■ TASK DIRECTIONS ■
In the entries below, find the lines with the word "SALEH" and copy them.

■ ITEMS ■
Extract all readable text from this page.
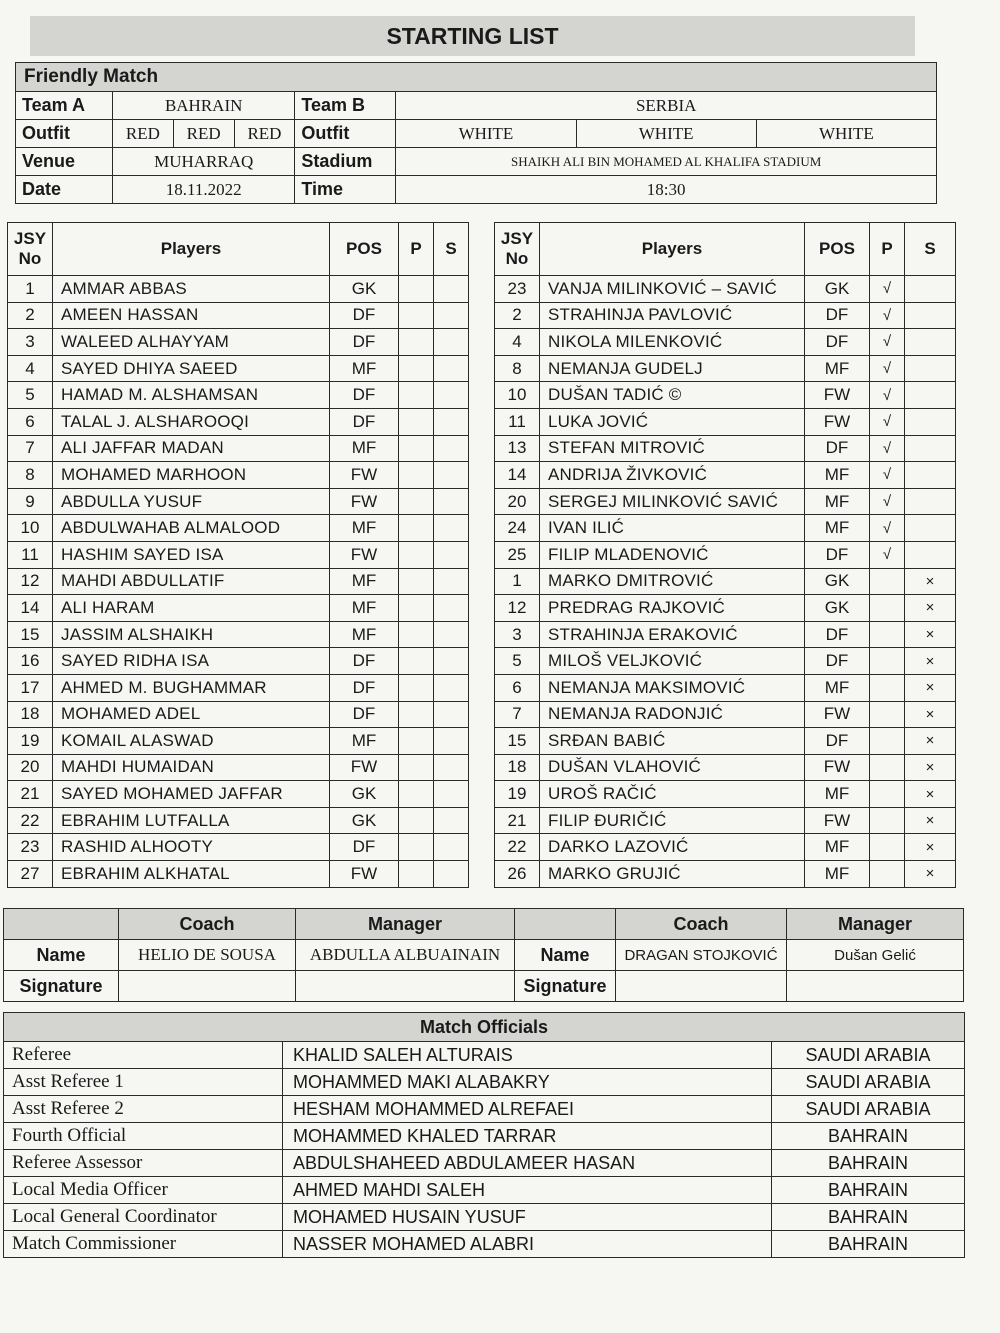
STARTING LIST
Friendly Match							
Team A	BAHRAIN			Team B	SERBIA		
Outfit	RED	RED	RED	Outfit	WHITE	WHITE	WHITE
Venue	MUHARRAQ			Stadium	SHAIKH ALI BIN MOHAMED AL KHALIFA STADIUM		
Date	18.11.2022			Time	18:30		
JSY
No	Players	POS	P	S
1	AMMAR ABBAS	GK		
2	AMEEN HASSAN	DF		
3	WALEED ALHAYYAM	DF		
4	SAYED DHIYA SAEED	MF		
5	HAMAD M. ALSHAMSAN	DF		
6	TALAL J. ALSHAROOQI	DF		
7	ALI JAFFAR MADAN	MF		
8	MOHAMED MARHOON	FW		
9	ABDULLA YUSUF	FW		
10	ABDULWAHAB ALMALOOD	MF		
11	HASHIM SAYED ISA	FW		
12	MAHDI ABDULLATIF	MF		
14	ALI HARAM	MF		
15	JASSIM ALSHAIKH	MF		
16	SAYED RIDHA ISA	DF		
17	AHMED M. BUGHAMMAR	DF		
18	MOHAMED ADEL	DF		
19	KOMAIL ALASWAD	MF		
20	MAHDI HUMAIDAN	FW		
21	SAYED MOHAMED JAFFAR	GK		
22	EBRAHIM LUTFALLA	GK		
23	RASHID ALHOOTY	DF		
27	EBRAHIM ALKHATAL	FW		
JSY
No	Players	POS	P	S
23	VANJA MILINKOVIĆ – SAVIĆ	GK	√	
2	STRAHINJA PAVLOVIĆ	DF	√	
4	NIKOLA MILENKOVIĆ	DF	√	
8	NEMANJA GUDELJ	MF	√	
10	DUŠAN TADIĆ ©	FW	√	
11	LUKA JOVIĆ	FW	√	
13	STEFAN MITROVIĆ	DF	√	
14	ANDRIJA ŽIVKOVIĆ	MF	√	
20	SERGEJ MILINKOVIĆ SAVIĆ	MF	√	
24	IVAN ILIĆ	MF	√	
25	FILIP MLADENOVIĆ	DF	√	
1	MARKO DMITROVIĆ	GK		×
12	PREDRAG RAJKOVIĆ	GK		×
3	STRAHINJA ERAKOVIĆ	DF		×
5	MILOŠ VELJKOVIĆ	DF		×
6	NEMANJA MAKSIMOVIĆ	MF		×
7	NEMANJA RADONJIĆ	FW		×
15	SRĐAN BABIĆ	DF		×
18	DUŠAN VLAHOVIĆ	FW		×
19	UROŠ RAČIĆ	MF		×
21	FILIP ĐURIČIĆ	FW		×
22	DARKO LAZOVIĆ	MF		×
26	MARKO GRUJIĆ	MF		×
	Coach	Manager		Coach	Manager
Name	HELIO DE SOUSA	ABDULLA ALBUAINAIN	Name	DRAGAN STOJKOVIĆ	Dušan Gelić
Signature			Signature		
Match Officials		
Referee	KHALID SALEH ALTURAIS	SAUDI ARABIA
Asst Referee 1	MOHAMMED MAKI ALABAKRY	SAUDI ARABIA
Asst Referee 2	HESHAM MOHAMMED ALREFAEI	SAUDI ARABIA
Fourth Official	MOHAMMED KHALED TARRAR	BAHRAIN
Referee Assessor	ABDULSHAHEED ABDULAMEER HASAN	BAHRAIN
Local Media Officer	AHMED MAHDI SALEH	BAHRAIN
Local General Coordinator	MOHAMED HUSAIN YUSUF	BAHRAIN
Match Commissioner	NASSER MOHAMED ALABRI	BAHRAIN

■ SOLUTION ■
Referee	KHALID SALEH ALTURAIS	SAUDI ARABIA
Local Media Officer	AHMED MAHDI SALEH	BAHRAIN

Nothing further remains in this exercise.